» **SOURCE RECORDS**
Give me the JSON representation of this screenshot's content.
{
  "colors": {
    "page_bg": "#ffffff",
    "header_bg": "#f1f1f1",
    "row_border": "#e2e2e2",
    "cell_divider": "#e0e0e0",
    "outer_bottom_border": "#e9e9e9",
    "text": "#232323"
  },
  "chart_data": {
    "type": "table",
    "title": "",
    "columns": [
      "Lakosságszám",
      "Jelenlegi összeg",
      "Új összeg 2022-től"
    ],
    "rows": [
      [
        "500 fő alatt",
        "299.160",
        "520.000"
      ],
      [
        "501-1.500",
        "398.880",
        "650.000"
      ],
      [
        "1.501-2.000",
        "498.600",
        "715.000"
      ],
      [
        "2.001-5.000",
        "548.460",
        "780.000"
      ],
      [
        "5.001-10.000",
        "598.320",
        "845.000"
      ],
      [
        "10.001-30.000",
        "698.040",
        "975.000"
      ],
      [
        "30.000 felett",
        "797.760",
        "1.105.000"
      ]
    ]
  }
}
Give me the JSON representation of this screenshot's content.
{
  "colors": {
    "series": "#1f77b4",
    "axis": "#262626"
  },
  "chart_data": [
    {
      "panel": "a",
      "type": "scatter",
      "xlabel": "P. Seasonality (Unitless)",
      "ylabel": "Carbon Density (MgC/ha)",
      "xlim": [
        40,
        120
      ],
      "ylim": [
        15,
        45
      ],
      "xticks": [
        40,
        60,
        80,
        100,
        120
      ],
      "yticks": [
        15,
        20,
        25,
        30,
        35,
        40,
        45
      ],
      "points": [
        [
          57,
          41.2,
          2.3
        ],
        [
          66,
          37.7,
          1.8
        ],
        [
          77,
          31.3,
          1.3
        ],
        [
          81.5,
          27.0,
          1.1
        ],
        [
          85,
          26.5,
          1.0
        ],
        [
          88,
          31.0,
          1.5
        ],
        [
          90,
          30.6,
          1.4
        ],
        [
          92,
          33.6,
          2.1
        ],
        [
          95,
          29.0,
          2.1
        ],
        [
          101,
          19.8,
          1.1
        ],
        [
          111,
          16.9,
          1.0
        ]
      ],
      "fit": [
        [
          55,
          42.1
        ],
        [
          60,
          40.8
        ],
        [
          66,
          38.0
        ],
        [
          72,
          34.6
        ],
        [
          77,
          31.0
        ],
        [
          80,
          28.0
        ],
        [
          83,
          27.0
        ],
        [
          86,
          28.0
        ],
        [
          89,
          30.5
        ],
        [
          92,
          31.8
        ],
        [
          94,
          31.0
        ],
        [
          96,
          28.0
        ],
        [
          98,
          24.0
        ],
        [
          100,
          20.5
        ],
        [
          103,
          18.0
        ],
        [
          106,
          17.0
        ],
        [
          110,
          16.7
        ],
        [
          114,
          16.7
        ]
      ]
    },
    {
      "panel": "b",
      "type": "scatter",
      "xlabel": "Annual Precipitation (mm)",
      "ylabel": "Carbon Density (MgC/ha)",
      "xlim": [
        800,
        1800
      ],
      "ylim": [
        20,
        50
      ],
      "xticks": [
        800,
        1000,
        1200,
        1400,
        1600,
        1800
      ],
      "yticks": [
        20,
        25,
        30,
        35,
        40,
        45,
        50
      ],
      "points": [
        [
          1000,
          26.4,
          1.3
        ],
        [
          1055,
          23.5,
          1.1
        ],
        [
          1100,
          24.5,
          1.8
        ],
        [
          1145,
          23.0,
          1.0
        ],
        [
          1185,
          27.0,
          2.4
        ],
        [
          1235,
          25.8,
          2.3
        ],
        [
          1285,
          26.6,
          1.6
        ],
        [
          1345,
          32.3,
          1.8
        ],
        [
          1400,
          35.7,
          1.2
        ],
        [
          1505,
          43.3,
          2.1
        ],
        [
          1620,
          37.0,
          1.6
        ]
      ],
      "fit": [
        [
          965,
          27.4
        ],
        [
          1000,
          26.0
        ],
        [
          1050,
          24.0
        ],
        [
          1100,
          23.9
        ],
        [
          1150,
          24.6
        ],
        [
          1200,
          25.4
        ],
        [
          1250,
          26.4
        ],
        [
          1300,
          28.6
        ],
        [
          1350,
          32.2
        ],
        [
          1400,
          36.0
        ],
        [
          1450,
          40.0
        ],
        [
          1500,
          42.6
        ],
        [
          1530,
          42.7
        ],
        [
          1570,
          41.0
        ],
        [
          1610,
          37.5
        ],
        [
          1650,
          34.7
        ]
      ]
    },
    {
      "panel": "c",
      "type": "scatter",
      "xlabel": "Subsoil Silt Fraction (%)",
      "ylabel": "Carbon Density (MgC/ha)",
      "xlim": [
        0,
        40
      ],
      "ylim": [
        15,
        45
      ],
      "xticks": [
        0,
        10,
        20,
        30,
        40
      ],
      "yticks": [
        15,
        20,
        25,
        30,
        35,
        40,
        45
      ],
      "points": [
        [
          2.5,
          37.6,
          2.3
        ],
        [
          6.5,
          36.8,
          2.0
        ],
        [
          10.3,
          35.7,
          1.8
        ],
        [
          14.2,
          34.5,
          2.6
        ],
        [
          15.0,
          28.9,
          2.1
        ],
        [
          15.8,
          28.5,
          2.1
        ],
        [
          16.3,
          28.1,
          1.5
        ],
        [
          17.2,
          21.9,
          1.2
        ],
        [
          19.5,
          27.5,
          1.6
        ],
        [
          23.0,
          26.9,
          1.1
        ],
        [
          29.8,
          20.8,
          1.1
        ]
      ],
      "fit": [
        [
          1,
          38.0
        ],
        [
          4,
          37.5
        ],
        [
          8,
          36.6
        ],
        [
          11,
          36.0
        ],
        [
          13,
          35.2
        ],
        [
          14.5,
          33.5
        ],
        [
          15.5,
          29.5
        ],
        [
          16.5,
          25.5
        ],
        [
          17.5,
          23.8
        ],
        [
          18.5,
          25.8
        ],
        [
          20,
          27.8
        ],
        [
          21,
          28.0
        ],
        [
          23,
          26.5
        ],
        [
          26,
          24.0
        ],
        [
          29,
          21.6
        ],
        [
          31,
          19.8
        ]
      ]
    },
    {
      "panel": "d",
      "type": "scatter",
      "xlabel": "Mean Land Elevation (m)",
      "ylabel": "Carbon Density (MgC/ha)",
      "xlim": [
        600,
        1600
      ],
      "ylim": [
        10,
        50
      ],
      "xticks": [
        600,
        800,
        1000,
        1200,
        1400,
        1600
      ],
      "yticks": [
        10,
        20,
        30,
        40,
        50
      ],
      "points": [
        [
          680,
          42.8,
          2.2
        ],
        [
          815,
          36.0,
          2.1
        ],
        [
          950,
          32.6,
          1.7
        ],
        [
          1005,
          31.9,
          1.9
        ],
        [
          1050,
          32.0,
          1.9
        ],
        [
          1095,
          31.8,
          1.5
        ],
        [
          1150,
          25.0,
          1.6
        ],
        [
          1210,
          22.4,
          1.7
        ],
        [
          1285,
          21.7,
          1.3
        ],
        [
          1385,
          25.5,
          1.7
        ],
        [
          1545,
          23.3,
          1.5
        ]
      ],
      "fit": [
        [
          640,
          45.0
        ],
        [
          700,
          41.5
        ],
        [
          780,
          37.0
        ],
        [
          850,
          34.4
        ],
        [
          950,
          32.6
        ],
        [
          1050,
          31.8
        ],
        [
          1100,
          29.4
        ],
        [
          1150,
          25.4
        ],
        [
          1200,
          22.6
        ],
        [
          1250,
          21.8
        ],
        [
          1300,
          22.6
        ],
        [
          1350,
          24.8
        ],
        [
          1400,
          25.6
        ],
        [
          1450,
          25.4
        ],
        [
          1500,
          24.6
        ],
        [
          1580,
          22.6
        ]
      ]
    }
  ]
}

» **WHAT IS ASKED**
Print back all the lines verbatim.

» **REPLY**
Give me the JSON representation of this screenshot's content.
{
  "colors": {
    "page_bg": "#ffffff",
    "header_bg": "#f1f1f1",
    "row_border": "#e2e2e2",
    "cell_divider": "#e0e0e0",
    "outer_bottom_border": "#e9e9e9",
    "text": "#232323"
  },
  "chart_data": {
    "type": "table",
    "title": "",
    "columns": [
      "Lakosságszám",
      "Jelenlegi összeg",
      "Új összeg 2022-től"
    ],
    "rows": [
      [
        "500 fő alatt",
        "299.160",
        "520.000"
      ],
      [
        "501-1.500",
        "398.880",
        "650.000"
      ],
      [
        "1.501-2.000",
        "498.600",
        "715.000"
      ],
      [
        "2.001-5.000",
        "548.460",
        "780.000"
      ],
      [
        "5.001-10.000",
        "598.320",
        "845.000"
      ],
      [
        "10.001-30.000",
        "698.040",
        "975.000"
      ],
      [
        "30.000 felett",
        "797.760",
        "1.105.000"
      ]
    ]
  }
}
Give me the JSON representation of this screenshot's content.
{
  "colors": {
    "series": "#1f77b4",
    "axis": "#262626"
  },
  "chart_data": [
    {
      "panel": "a",
      "type": "scatter",
      "xlabel": "P. Seasonality (Unitless)",
      "ylabel": "Carbon Density (MgC/ha)",
      "xlim": [
        40,
        120
      ],
      "ylim": [
        15,
        45
      ],
      "xticks": [
        40,
        60,
        80,
        100,
        120
      ],
      "yticks": [
        15,
        20,
        25,
        30,
        35,
        40,
        45
      ],
      "points": [
        [
          57,
          41.2,
          2.3
        ],
        [
          66,
          37.7,
          1.8
        ],
        [
          77,
          31.3,
          1.3
        ],
        [
          81.5,
          27.0,
          1.1
        ],
        [
          85,
          26.5,
          1.0
        ],
        [
          88,
          31.0,
          1.5
        ],
        [
          90,
          30.6,
          1.4
        ],
        [
          92,
          33.6,
          2.1
        ],
        [
          95,
          29.0,
          2.1
        ],
        [
          101,
          19.8,
          1.1
        ],
        [
          111,
          16.9,
          1.0
        ]
      ],
      "fit": [
        [
          55,
          42.1
        ],
        [
          60,
          40.8
        ],
        [
          66,
          38.0
        ],
        [
          72,
          34.6
        ],
        [
          77,
          31.0
        ],
        [
          80,
          28.0
        ],
        [
          83,
          27.0
        ],
        [
          86,
          28.0
        ],
        [
          89,
          30.5
        ],
        [
          92,
          31.8
        ],
        [
          94,
          31.0
        ],
        [
          96,
          28.0
        ],
        [
          98,
          24.0
        ],
        [
          100,
          20.5
        ],
        [
          103,
          18.0
        ],
        [
          106,
          17.0
        ],
        [
          110,
          16.7
        ],
        [
          114,
          16.7
        ]
      ]
    },
    {
      "panel": "b",
      "type": "scatter",
      "xlabel": "Annual Precipitation (mm)",
      "ylabel": "Carbon Density (MgC/ha)",
      "xlim": [
        800,
        1800
      ],
      "ylim": [
        20,
        50
      ],
      "xticks": [
        800,
        1000,
        1200,
        1400,
        1600,
        1800
      ],
      "yticks": [
        20,
        25,
        30,
        35,
        40,
        45,
        50
      ],
      "points": [
        [
          1000,
          26.4,
          1.3
        ],
        [
          1055,
          23.5,
          1.1
        ],
        [
          1100,
          24.5,
          1.8
        ],
        [
          1145,
          23.0,
          1.0
        ],
        [
          1185,
          27.0,
          2.4
        ],
        [
          1235,
          25.8,
          2.3
        ],
        [
          1285,
          26.6,
          1.6
        ],
        [
          1345,
          32.3,
          1.8
        ],
        [
          1400,
          35.7,
          1.2
        ],
        [
          1505,
          43.3,
          2.1
        ],
        [
          1620,
          37.0,
          1.6
        ]
      ],
      "fit": [
        [
          965,
          27.4
        ],
        [
          1000,
          26.0
        ],
        [
          1050,
          24.0
        ],
        [
          1100,
          23.9
        ],
        [
          1150,
          24.6
        ],
        [
          1200,
          25.4
        ],
        [
          1250,
          26.4
        ],
        [
          1300,
          28.6
        ],
        [
          1350,
          32.2
        ],
        [
          1400,
          36.0
        ],
        [
          1450,
          40.0
        ],
        [
          1500,
          42.6
        ],
        [
          1530,
          42.7
        ],
        [
          1570,
          41.0
        ],
        [
          1610,
          37.5
        ],
        [
          1650,
          34.7
        ]
      ]
    },
    {
      "panel": "c",
      "type": "scatter",
      "xlabel": "Subsoil Silt Fraction (%)",
      "ylabel": "Carbon Density (MgC/ha)",
      "xlim": [
        0,
        40
      ],
      "ylim": [
        15,
        45
      ],
      "xticks": [
        0,
        10,
        20,
        30,
        40
      ],
      "yticks": [
        15,
        20,
        25,
        30,
        35,
        40,
        45
      ],
      "points": [
        [
          2.5,
          37.6,
          2.3
        ],
        [
          6.5,
          36.8,
          2.0
        ],
        [
          10.3,
          35.7,
          1.8
        ],
        [
          14.2,
          34.5,
          2.6
        ],
        [
          15.0,
          28.9,
          2.1
        ],
        [
          15.8,
          28.5,
          2.1
        ],
        [
          16.3,
          28.1,
          1.5
        ],
        [
          17.2,
          21.9,
          1.2
        ],
        [
          19.5,
          27.5,
          1.6
        ],
        [
          23.0,
          26.9,
          1.1
        ],
        [
          29.8,
          20.8,
          1.1
        ]
      ],
      "fit": [
        [
          1,
          38.0
        ],
        [
          4,
          37.5
        ],
        [
          8,
          36.6
        ],
        [
          11,
          36.0
        ],
        [
          13,
          35.2
        ],
        [
          14.5,
          33.5
        ],
        [
          15.5,
          29.5
        ],
        [
          16.5,
          25.5
        ],
        [
          17.5,
          23.8
        ],
        [
          18.5,
          25.8
        ],
        [
          20,
          27.8
        ],
        [
          21,
          28.0
        ],
        [
          23,
          26.5
        ],
        [
          26,
          24.0
        ],
        [
          29,
          21.6
        ],
        [
          31,
          19.8
        ]
      ]
    },
    {
      "panel": "d",
      "type": "scatter",
      "xlabel": "Mean Land Elevation (m)",
      "ylabel": "Carbon Density (MgC/ha)",
      "xlim": [
        600,
        1600
      ],
      "ylim": [
        10,
        50
      ],
      "xticks": [
        600,
        800,
        1000,
        1200,
        1400,
        1600
      ],
      "yticks": [
        10,
        20,
        30,
        40,
        50
      ],
      "points": [
        [
          680,
          42.8,
          2.2
        ],
        [
          815,
          36.0,
          2.1
        ],
        [
          950,
          32.6,
          1.7
        ],
        [
          1005,
          31.9,
          1.9
        ],
        [
          1050,
          32.0,
          1.9
        ],
        [
          1095,
          31.8,
          1.5
        ],
        [
          1150,
          25.0,
          1.6
        ],
        [
          1210,
          22.4,
          1.7
        ],
        [
          1285,
          21.7,
          1.3
        ],
        [
          1385,
          25.5,
          1.7
        ],
        [
          1545,
          23.3,
          1.5
        ]
      ],
      "fit": [
        [
          640,
          45.0
        ],
        [
          700,
          41.5
        ],
        [
          780,
          37.0
        ],
        [
          850,
          34.4
        ],
        [
          950,
          32.6
        ],
        [
          1050,
          31.8
        ],
        [
          1100,
          29.4
        ],
        [
          1150,
          25.4
        ],
        [
          1200,
          22.6
        ],
        [
          1250,
          21.8
        ],
        [
          1300,
          22.6
        ],
        [
          1350,
          24.8
        ],
        [
          1400,
          25.6
        ],
        [
          1450,
          25.4
        ],
        [
          1500,
          24.6
        ],
        [
          1580,
          22.6
        ]
      ]
    }
  ]
}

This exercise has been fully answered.